Problem.
Quote the entries in full, character for character, without their images.

Dataset records.
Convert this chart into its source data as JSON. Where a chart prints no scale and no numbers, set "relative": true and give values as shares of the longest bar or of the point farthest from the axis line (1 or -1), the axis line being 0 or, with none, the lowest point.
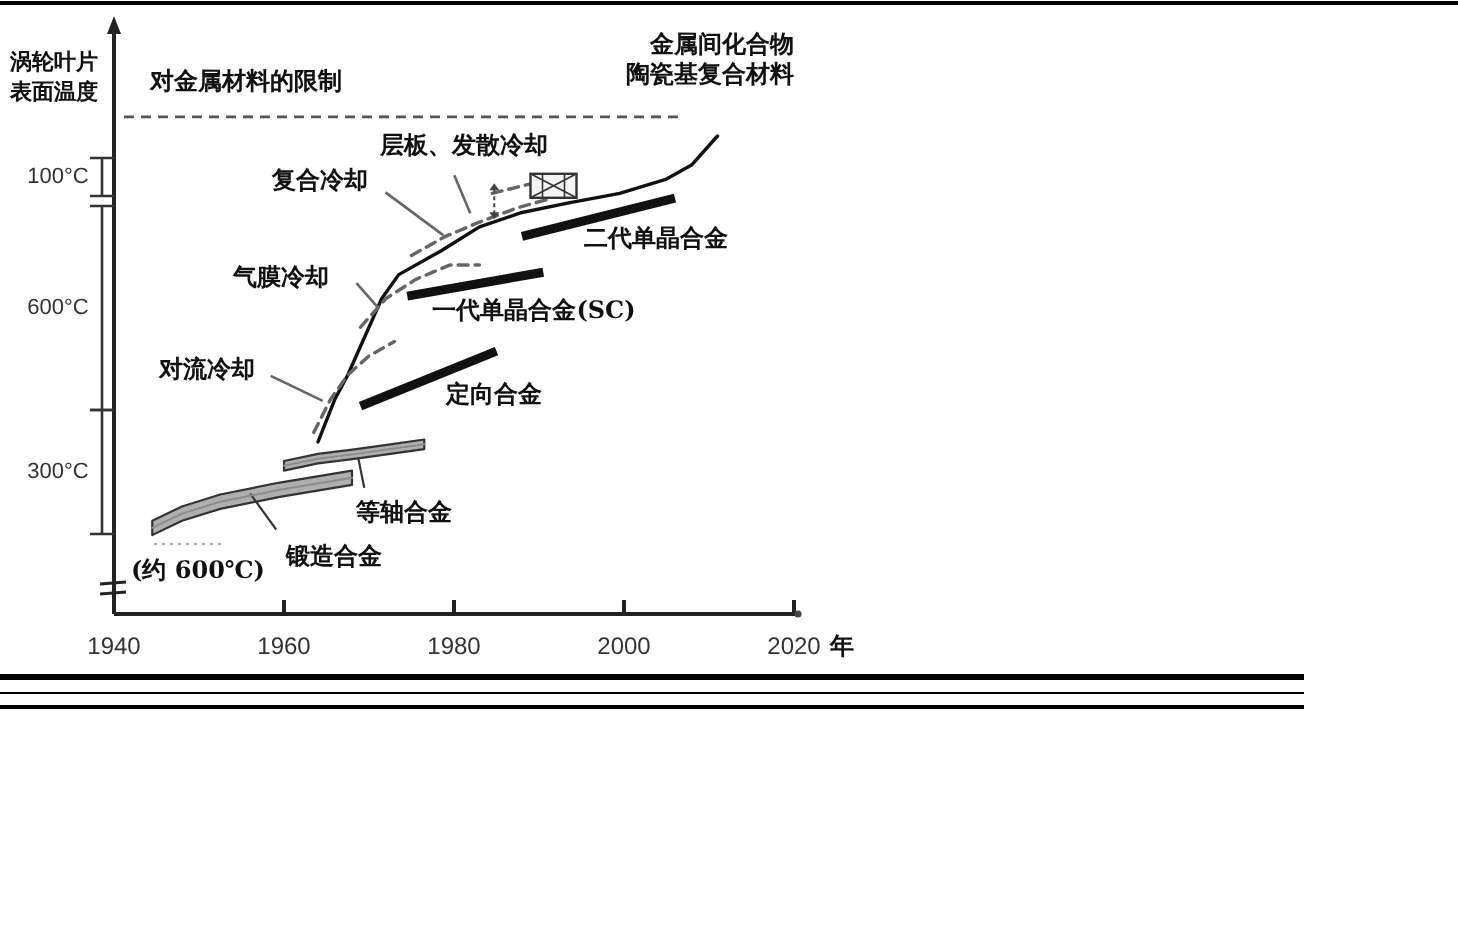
{
  "chart_data": {
    "type": "line",
    "relative": true,
    "ylabel": "涡轮叶片表面温度",
    "xlabel": "年",
    "xlim": [
      1940,
      2020
    ],
    "xticks": [
      1940,
      1960,
      1980,
      2000,
      2020
    ],
    "series": [
      {
        "color": "#111111",
        "x": [
          1964,
          1966,
          1967.5,
          1969.5,
          1971.5,
          1973.5,
          1978.5,
          1983,
          1988,
          1993.5,
          1999.5,
          2005,
          2008,
          2011
        ],
        "values": [
          0.36,
          0.45,
          0.5,
          0.58,
          0.66,
          0.71,
          0.76,
          0.81,
          0.84,
          0.86,
          0.88,
          0.91,
          0.94,
          1
        ]
      },
      {
        "name": "对流冷却",
        "color": "#666666",
        "line_style": "dashed",
        "x": [
          1963.5,
          1965.5,
          1967.5,
          1970,
          1973
        ],
        "values": [
          0.38,
          0.45,
          0.5,
          0.54,
          0.57
        ]
      },
      {
        "name": "气膜冷却",
        "color": "#666666",
        "line_style": "dashed",
        "x": [
          1969,
          1972,
          1975.5,
          1979.5,
          1983
        ],
        "values": [
          0.6,
          0.66,
          0.7,
          0.73,
          0.73
        ]
      },
      {
        "name": "复合冷却",
        "color": "#666666",
        "line_style": "dashed",
        "x": [
          1975,
          1979,
          1983,
          1987.5,
          1991.5
        ],
        "values": [
          0.75,
          0.79,
          0.82,
          0.85,
          0.87
        ]
      },
      {
        "name": "层板、发散冷却",
        "color": "#666666",
        "line_style": "dashed",
        "x": [
          1984.5,
          1989
        ],
        "values": [
          0.88,
          0.9
        ]
      },
      {
        "name": "二代单晶合金",
        "color": "#111111",
        "x": [
          1988,
          2006
        ],
        "values": [
          0.79,
          0.87
        ]
      },
      {
        "name": "一代单晶合金(SC)",
        "color": "#111111",
        "x": [
          1974.5,
          1990.5
        ],
        "values": [
          0.665,
          0.715
        ]
      },
      {
        "name": "定向合金",
        "color": "#111111",
        "x": [
          1969,
          1985
        ],
        "values": [
          0.435,
          0.55
        ]
      },
      {
        "name": "等轴合金",
        "color": "#8c8c8c",
        "x": [
          1960,
          1964,
          1968.5,
          1972.5,
          1976.5
        ],
        "values": [
          0.31,
          0.325,
          0.335,
          0.345,
          0.355
        ],
        "lower": [
          0.3,
          0.315,
          0.325,
          0.335,
          0.345
        ],
        "upper": [
          0.32,
          0.335,
          0.345,
          0.355,
          0.365
        ]
      },
      {
        "name": "锻造合金",
        "color": "#8c8c8c",
        "x": [
          1944.5,
          1948,
          1952.5,
          1959.5,
          1968
        ],
        "values": [
          0.18,
          0.21,
          0.235,
          0.26,
          0.285
        ],
        "lower": [
          0.165,
          0.195,
          0.22,
          0.245,
          0.27
        ],
        "upper": [
          0.195,
          0.225,
          0.25,
          0.275,
          0.3
        ]
      }
    ],
    "ref_lines": [
      {
        "axis": "y",
        "value": 1.04,
        "label": "对金属材料的限制",
        "color": "#555555",
        "line_style": "dashed"
      }
    ],
    "annotations": [
      "金属间化合物",
      "陶瓷基复合材料",
      "100°C",
      "600°C",
      "300°C",
      "(约 600℃)"
    ]
  }
}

Full answer.
Convert this chart into its source data as JSON. Where a chart prints no scale and no numbers, set "relative": true and give values as shares of the longest bar or of the point farthest from the axis line (1 or -1), the axis line being 0 or, with none, the lowest point.
{
  "chart_data": {
    "type": "line",
    "relative": true,
    "ylabel": "涡轮叶片表面温度",
    "xlabel": "年",
    "xlim": [
      1940,
      2020
    ],
    "xticks": [
      1940,
      1960,
      1980,
      2000,
      2020
    ],
    "series": [
      {
        "color": "#111111",
        "x": [
          1964,
          1966,
          1967.5,
          1969.5,
          1971.5,
          1973.5,
          1978.5,
          1983,
          1988,
          1993.5,
          1999.5,
          2005,
          2008,
          2011
        ],
        "values": [
          0.36,
          0.45,
          0.5,
          0.58,
          0.66,
          0.71,
          0.76,
          0.81,
          0.84,
          0.86,
          0.88,
          0.91,
          0.94,
          1
        ]
      },
      {
        "name": "对流冷却",
        "color": "#666666",
        "line_style": "dashed",
        "x": [
          1963.5,
          1965.5,
          1967.5,
          1970,
          1973
        ],
        "values": [
          0.38,
          0.45,
          0.5,
          0.54,
          0.57
        ]
      },
      {
        "name": "气膜冷却",
        "color": "#666666",
        "line_style": "dashed",
        "x": [
          1969,
          1972,
          1975.5,
          1979.5,
          1983
        ],
        "values": [
          0.6,
          0.66,
          0.7,
          0.73,
          0.73
        ]
      },
      {
        "name": "复合冷却",
        "color": "#666666",
        "line_style": "dashed",
        "x": [
          1975,
          1979,
          1983,
          1987.5,
          1991.5
        ],
        "values": [
          0.75,
          0.79,
          0.82,
          0.85,
          0.87
        ]
      },
      {
        "name": "层板、发散冷却",
        "color": "#666666",
        "line_style": "dashed",
        "x": [
          1984.5,
          1989
        ],
        "values": [
          0.88,
          0.9
        ]
      },
      {
        "name": "二代单晶合金",
        "color": "#111111",
        "x": [
          1988,
          2006
        ],
        "values": [
          0.79,
          0.87
        ]
      },
      {
        "name": "一代单晶合金(SC)",
        "color": "#111111",
        "x": [
          1974.5,
          1990.5
        ],
        "values": [
          0.665,
          0.715
        ]
      },
      {
        "name": "定向合金",
        "color": "#111111",
        "x": [
          1969,
          1985
        ],
        "values": [
          0.435,
          0.55
        ]
      },
      {
        "name": "等轴合金",
        "color": "#8c8c8c",
        "x": [
          1960,
          1964,
          1968.5,
          1972.5,
          1976.5
        ],
        "values": [
          0.31,
          0.325,
          0.335,
          0.345,
          0.355
        ],
        "lower": [
          0.3,
          0.315,
          0.325,
          0.335,
          0.345
        ],
        "upper": [
          0.32,
          0.335,
          0.345,
          0.355,
          0.365
        ]
      },
      {
        "name": "锻造合金",
        "color": "#8c8c8c",
        "x": [
          1944.5,
          1948,
          1952.5,
          1959.5,
          1968
        ],
        "values": [
          0.18,
          0.21,
          0.235,
          0.26,
          0.285
        ],
        "lower": [
          0.165,
          0.195,
          0.22,
          0.245,
          0.27
        ],
        "upper": [
          0.195,
          0.225,
          0.25,
          0.275,
          0.3
        ]
      }
    ],
    "ref_lines": [
      {
        "axis": "y",
        "value": 1.04,
        "label": "对金属材料的限制",
        "color": "#555555",
        "line_style": "dashed"
      }
    ],
    "annotations": [
      "金属间化合物",
      "陶瓷基复合材料",
      "100°C",
      "600°C",
      "300°C",
      "(约 600℃)"
    ]
  }
}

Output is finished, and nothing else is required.